____ Linhas de dados
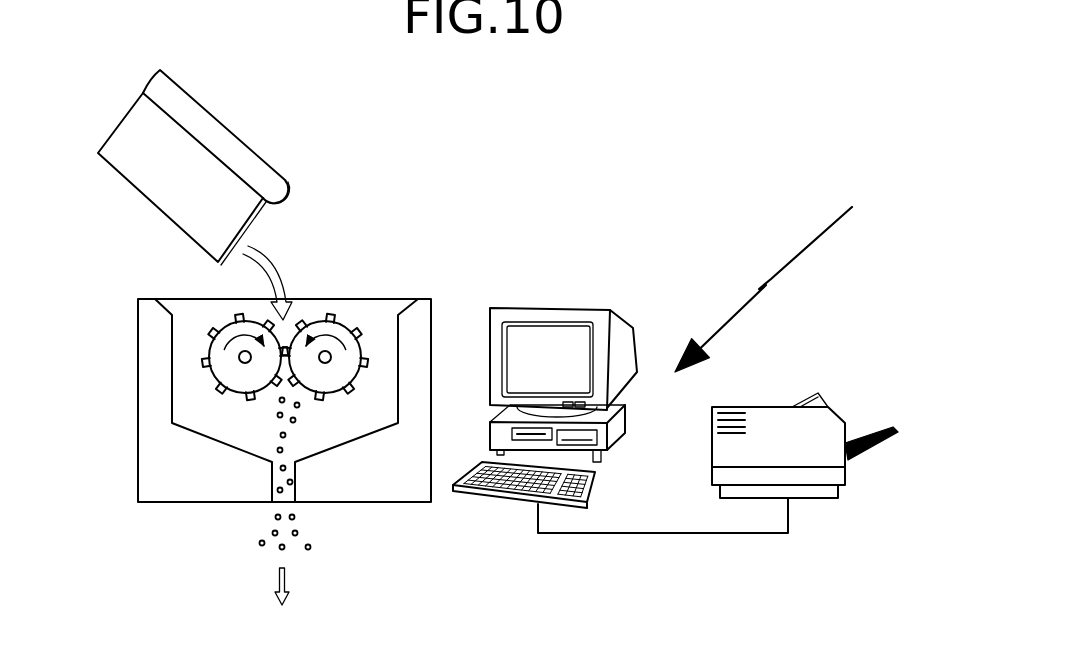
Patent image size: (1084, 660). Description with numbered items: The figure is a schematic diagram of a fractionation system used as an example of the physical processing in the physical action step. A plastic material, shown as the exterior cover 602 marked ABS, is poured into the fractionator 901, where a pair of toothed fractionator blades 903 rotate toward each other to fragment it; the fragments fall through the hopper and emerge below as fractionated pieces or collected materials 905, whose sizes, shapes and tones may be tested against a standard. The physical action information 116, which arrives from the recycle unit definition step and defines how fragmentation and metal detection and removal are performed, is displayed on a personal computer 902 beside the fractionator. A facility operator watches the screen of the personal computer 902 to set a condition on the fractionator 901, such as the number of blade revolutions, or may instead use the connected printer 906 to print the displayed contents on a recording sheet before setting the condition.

The exterior cover 602 is at (215, 108).
The fractionator 901 is at (430, 298).
The crushing rollers 903 is at (335, 318).
The collected materials 905 is at (320, 513).
The personal computer 902 is at (633, 346).
The physical action information 116 is at (795, 259).
The printer 906 is at (750, 401).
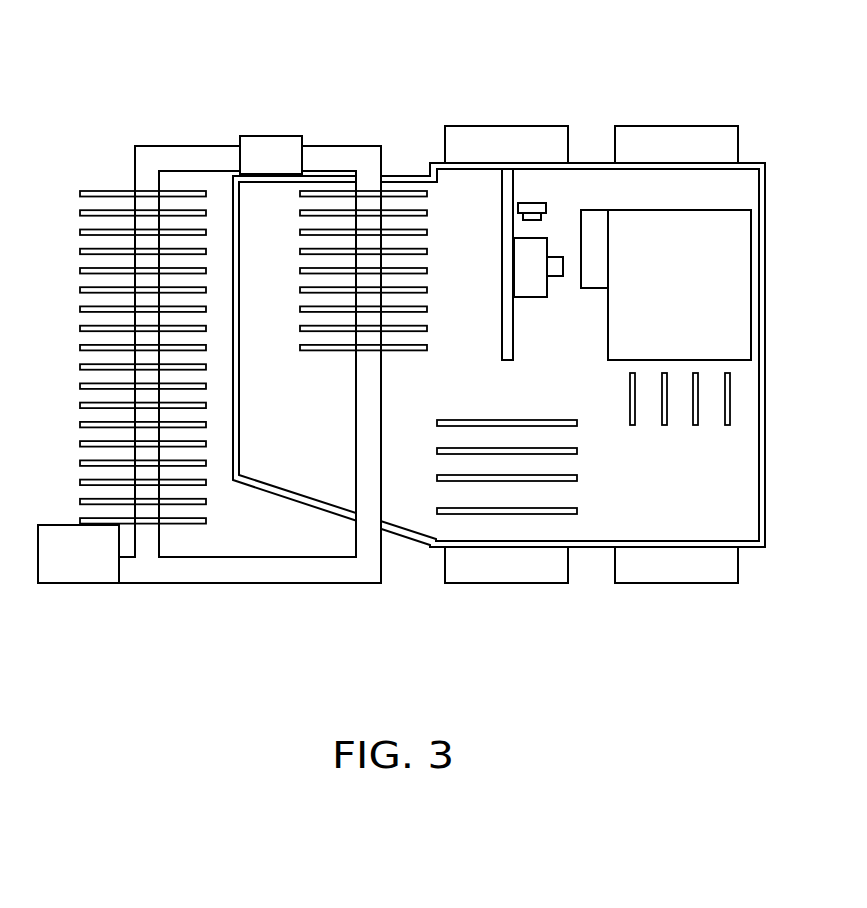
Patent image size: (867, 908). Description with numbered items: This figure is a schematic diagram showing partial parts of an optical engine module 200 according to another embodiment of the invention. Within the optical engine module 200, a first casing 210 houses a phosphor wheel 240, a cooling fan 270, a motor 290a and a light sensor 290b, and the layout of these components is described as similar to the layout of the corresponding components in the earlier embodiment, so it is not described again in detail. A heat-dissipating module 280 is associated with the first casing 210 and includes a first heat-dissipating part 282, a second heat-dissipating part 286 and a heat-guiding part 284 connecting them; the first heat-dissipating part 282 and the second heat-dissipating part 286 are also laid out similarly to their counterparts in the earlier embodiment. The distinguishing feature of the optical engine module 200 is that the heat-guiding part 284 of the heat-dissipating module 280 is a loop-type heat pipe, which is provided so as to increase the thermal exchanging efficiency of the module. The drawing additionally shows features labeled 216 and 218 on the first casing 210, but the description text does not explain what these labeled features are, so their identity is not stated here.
________
== O que se pede ==
Imprima sem nenhuma alteração todas as linhas dos registros acima e deixe as imagens fora da resposta.

== Resultado abaixo ==
Patent image size: (1084, 660). Description with numbered items: The figure is a schematic diagram of a fractionation system used as an example of the physical processing in the physical action step. A plastic material, shown as the exterior cover 602 marked ABS, is poured into the fractionator 901, where a pair of toothed fractionator blades 903 rotate toward each other to fragment it; the fragments fall through the hopper and emerge below as fractionated pieces or collected materials 905, whose sizes, shapes and tones may be tested against a standard. The physical action information 116, which arrives from the recycle unit definition step and defines how fragmentation and metal detection and removal are performed, is displayed on a personal computer 902 beside the fractionator. A facility operator watches the screen of the personal computer 902 to set a condition on the fractionator 901, such as the number of blade revolutions, or may instead use the connected printer 906 to print the displayed contents on a recording sheet before setting the condition.

The exterior cover 602 is at (215, 108).
The fractionator 901 is at (430, 298).
The crushing rollers 903 is at (335, 318).
The collected materials 905 is at (320, 513).
The personal computer 902 is at (633, 346).
The physical action information 116 is at (795, 259).
The printer 906 is at (750, 401).
Patent image size: (867, 908). Description with numbered items: This figure is a schematic diagram showing partial parts of an optical engine module 200 according to another embodiment of the invention. Within the optical engine module 200, a first casing 210 houses a phosphor wheel 240, a cooling fan 270, a motor 290a and a light sensor 290b, and the layout of these components is described as similar to the layout of the corresponding components in the earlier embodiment, so it is not described again in detail. A heat-dissipating module 280 is associated with the first casing 210 and includes a first heat-dissipating part 282, a second heat-dissipating part 286 and a heat-guiding part 284 connecting them; the first heat-dissipating part 282 and the second heat-dissipating part 286 are also laid out similarly to their counterparts in the earlier embodiment. The distinguishing feature of the optical engine module 200 is that the heat-guiding part 284 of the heat-dissipating module 280 is a loop-type heat pipe, which is provided so as to increase the thermal exchanging efficiency of the module. The drawing additionally shows features labeled 216 and 218 on the first casing 210, but the description text does not explain what these labeled features are, so their identity is not stated here.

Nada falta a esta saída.